Provided data:
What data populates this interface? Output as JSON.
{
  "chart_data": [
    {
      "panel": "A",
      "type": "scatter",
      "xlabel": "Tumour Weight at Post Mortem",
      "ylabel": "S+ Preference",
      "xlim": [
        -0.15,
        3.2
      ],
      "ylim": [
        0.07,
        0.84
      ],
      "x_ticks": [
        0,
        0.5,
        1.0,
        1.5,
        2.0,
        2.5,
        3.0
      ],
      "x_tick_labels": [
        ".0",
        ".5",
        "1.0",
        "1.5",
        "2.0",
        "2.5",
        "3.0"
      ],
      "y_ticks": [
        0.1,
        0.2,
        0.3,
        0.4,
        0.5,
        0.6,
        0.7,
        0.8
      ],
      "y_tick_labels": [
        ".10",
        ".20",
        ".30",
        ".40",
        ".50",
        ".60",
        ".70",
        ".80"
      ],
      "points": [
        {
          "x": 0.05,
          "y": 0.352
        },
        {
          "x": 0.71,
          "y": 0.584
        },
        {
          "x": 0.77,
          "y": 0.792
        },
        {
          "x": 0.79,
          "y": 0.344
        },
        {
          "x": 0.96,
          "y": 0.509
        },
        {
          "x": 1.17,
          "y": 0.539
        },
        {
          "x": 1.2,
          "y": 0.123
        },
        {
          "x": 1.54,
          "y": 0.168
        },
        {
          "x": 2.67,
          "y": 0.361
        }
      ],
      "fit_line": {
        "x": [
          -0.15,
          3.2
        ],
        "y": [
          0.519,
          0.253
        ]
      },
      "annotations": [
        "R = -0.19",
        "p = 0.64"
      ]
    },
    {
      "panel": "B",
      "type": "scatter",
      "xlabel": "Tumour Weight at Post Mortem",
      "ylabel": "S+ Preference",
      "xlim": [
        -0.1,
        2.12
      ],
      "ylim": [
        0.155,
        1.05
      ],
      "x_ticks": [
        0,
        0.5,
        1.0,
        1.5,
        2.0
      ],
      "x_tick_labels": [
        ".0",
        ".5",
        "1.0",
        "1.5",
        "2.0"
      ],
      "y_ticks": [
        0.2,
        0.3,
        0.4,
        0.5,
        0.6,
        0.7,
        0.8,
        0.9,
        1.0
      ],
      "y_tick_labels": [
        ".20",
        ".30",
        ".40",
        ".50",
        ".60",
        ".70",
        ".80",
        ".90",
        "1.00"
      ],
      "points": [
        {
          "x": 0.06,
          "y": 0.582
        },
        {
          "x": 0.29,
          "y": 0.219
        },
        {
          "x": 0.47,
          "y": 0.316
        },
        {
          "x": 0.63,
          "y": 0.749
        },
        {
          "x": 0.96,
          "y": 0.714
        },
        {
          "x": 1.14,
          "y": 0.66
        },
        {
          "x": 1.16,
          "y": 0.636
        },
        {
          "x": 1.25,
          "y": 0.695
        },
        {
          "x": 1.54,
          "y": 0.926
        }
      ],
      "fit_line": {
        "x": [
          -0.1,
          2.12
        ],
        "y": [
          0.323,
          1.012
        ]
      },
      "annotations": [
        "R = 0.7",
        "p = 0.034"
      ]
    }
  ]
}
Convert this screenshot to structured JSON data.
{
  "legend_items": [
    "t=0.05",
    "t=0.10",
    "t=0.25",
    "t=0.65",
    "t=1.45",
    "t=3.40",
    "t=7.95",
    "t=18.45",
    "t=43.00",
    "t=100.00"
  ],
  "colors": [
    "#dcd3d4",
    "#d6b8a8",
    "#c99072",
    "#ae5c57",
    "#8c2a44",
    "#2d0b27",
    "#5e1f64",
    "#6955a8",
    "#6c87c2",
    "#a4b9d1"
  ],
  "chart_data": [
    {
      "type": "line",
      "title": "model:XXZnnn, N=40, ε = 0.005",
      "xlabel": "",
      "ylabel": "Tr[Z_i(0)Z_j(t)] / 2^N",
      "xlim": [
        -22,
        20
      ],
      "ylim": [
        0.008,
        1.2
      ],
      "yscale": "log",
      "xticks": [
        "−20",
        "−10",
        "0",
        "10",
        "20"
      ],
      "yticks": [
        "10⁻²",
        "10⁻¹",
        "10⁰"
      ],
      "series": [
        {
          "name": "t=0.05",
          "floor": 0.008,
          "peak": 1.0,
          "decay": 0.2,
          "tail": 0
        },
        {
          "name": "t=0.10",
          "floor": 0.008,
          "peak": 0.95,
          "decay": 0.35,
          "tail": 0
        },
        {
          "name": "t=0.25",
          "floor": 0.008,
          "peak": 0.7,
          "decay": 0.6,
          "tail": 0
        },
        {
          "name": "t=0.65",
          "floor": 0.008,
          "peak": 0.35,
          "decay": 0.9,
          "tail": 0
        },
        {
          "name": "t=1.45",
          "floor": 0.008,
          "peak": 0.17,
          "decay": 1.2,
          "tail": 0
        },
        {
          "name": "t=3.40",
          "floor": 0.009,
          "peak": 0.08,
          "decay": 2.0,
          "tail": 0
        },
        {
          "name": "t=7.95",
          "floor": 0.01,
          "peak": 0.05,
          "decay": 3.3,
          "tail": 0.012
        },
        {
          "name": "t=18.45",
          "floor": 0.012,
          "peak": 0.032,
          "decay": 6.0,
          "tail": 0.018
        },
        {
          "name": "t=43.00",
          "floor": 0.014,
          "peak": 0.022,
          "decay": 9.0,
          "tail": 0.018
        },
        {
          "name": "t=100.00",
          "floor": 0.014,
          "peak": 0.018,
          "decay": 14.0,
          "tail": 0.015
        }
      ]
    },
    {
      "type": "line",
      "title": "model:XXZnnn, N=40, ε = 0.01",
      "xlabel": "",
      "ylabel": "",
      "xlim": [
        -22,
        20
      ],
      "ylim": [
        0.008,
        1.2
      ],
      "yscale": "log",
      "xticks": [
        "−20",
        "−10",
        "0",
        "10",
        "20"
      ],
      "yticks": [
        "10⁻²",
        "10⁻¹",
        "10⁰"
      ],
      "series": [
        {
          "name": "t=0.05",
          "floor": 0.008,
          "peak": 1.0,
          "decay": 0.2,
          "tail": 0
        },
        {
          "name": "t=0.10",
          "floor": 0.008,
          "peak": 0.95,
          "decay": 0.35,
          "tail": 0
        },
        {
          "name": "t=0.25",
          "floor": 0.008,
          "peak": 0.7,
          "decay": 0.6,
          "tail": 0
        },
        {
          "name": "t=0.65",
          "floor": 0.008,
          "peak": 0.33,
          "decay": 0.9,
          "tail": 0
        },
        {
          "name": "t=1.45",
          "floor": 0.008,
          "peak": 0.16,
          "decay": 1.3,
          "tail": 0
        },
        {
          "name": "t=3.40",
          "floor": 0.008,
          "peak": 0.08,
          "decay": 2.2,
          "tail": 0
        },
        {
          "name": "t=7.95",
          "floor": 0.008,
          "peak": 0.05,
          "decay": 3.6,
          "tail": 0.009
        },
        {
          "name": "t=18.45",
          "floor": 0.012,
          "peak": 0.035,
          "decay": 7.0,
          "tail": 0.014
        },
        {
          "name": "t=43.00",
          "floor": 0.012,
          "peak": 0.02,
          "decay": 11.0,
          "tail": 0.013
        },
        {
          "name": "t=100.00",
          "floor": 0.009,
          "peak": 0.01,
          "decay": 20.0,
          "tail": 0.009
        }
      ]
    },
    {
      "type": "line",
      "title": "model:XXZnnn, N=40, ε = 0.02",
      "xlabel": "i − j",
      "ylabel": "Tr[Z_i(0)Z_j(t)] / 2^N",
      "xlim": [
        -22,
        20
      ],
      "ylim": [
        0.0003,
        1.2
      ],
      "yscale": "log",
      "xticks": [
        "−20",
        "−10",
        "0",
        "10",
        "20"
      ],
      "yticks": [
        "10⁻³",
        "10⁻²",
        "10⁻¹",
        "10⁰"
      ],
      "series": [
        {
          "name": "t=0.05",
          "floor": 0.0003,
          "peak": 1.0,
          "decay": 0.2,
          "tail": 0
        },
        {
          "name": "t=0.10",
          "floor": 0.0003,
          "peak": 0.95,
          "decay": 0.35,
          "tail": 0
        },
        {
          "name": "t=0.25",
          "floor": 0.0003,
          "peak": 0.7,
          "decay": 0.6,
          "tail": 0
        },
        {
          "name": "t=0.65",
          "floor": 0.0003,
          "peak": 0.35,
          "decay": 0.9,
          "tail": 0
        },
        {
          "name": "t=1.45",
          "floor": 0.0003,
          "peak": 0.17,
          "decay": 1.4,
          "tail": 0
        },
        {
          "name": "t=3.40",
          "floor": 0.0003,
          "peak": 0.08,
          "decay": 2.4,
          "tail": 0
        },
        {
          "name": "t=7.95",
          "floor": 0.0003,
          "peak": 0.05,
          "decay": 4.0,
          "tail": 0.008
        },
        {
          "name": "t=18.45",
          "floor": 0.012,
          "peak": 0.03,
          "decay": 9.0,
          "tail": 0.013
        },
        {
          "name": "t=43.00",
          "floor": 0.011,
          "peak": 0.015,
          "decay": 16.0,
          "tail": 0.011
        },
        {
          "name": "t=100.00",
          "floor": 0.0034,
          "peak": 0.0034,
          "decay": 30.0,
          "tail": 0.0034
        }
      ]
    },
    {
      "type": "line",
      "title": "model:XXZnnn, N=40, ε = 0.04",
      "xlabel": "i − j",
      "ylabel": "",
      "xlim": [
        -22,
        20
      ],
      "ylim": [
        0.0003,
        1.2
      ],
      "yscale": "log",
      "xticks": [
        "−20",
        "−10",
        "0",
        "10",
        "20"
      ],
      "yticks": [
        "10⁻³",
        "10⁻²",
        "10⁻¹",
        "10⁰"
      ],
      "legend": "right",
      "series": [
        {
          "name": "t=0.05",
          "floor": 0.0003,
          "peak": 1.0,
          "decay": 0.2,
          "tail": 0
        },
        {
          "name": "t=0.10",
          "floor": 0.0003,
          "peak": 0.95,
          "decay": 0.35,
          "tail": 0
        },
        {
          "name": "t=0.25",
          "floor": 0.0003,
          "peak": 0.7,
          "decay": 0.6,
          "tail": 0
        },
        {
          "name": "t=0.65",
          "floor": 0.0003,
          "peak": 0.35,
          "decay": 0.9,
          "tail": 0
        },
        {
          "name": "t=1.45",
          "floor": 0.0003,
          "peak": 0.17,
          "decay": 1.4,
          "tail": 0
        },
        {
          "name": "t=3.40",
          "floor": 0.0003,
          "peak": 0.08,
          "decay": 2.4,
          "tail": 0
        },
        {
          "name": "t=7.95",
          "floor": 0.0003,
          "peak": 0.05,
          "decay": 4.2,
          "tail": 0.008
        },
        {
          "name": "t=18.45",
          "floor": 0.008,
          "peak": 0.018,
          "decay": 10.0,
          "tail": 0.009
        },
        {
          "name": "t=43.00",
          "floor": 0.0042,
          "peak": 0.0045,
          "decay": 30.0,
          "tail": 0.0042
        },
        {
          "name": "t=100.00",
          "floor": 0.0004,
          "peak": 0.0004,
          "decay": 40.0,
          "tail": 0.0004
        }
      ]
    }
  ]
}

Exercise:
Sift the material for lines with the string "XXZnnn". Copy each one found.

Correct output:
      "title": "model:XXZnnn, N=40, ε = 0.005",
      "title": "model:XXZnnn, N=40, ε = 0.01",
      "title": "model:XXZnnn, N=40, ε = 0.02",
      "title": "model:XXZnnn, N=40, ε = 0.04",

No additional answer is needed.